── Records to use
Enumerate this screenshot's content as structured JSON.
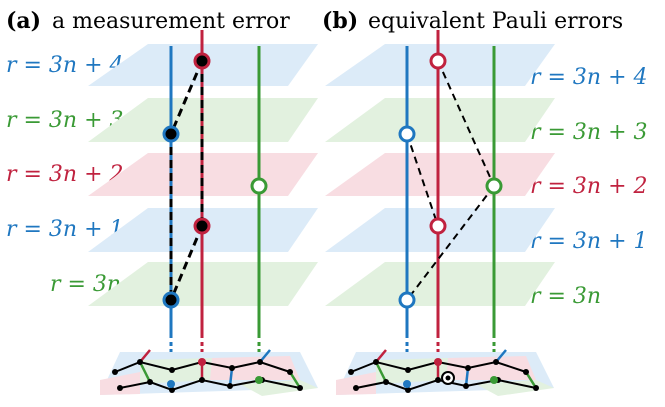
{
  "panels": [
    {
      "tag": "(a)",
      "title": "a measurement error"
    },
    {
      "tag": "(b)",
      "title": "equivalent Pauli errors"
    }
  ],
  "layers": [
    {
      "label": "r = 3n + 4",
      "color": "#1f77c0"
    },
    {
      "label": "r = 3n + 3",
      "color": "#3a9a35"
    },
    {
      "label": "r = 3n + 2",
      "color": "#c0223f"
    },
    {
      "label": "r = 3n + 1",
      "color": "#1f77c0"
    },
    {
      "label": "r = 3n",
      "color": "#3a9a35"
    }
  ],
  "colors": {
    "blue": "#1f77c0",
    "green": "#3a9a35",
    "red": "#c0223f",
    "plane_blue": "#dcebf8",
    "plane_green": "#e2f1df",
    "plane_red": "#f8dde2"
  }
}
────
_Written request_
Track down all lines above with the string "label" and copy them.

_Solution_
      "label": "r = 3n + 4",
      "label": "r = 3n + 3",
      "label": "r = 3n + 2",
      "label": "r = 3n + 1",
      "label": "r = 3n",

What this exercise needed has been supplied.